# [Aim of the task]
Filter this data down to the lines that hold "Calcium", and copy them.

# [Entries]

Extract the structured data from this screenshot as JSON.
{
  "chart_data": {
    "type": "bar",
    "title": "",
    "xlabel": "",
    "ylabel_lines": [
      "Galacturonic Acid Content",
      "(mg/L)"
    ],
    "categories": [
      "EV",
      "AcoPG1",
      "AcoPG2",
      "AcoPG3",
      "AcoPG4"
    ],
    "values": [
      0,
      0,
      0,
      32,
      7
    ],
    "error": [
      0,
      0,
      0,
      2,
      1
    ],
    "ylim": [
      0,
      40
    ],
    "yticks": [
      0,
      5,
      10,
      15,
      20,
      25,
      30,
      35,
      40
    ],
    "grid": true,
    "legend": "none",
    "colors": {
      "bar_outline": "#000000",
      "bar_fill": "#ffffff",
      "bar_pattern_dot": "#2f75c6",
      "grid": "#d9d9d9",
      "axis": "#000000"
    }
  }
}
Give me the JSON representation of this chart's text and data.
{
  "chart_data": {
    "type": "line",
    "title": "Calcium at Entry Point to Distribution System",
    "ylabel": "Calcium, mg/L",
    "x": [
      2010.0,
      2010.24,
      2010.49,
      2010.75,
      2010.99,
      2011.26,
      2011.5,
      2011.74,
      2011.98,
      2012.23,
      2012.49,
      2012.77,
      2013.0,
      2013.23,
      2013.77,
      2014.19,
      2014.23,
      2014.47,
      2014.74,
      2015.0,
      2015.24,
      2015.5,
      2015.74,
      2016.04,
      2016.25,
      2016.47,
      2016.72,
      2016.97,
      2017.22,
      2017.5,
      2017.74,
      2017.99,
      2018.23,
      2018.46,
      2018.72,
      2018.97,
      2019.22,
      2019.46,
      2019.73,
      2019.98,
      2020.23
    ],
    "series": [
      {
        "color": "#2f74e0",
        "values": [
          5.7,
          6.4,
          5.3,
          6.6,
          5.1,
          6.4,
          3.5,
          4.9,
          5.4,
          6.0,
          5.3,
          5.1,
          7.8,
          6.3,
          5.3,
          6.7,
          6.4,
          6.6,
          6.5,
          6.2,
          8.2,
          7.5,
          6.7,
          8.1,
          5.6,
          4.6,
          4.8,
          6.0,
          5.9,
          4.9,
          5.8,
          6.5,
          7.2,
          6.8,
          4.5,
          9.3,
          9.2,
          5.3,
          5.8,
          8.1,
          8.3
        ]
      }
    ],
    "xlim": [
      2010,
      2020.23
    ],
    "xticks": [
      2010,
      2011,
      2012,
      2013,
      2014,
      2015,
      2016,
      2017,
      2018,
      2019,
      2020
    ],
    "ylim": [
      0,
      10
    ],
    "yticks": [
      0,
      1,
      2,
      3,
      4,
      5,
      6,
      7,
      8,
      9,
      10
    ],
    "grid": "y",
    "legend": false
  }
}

# [Solved problem]
    "title": "Calcium at Entry Point to Distribution System",
    "ylabel": "Calcium, mg/L",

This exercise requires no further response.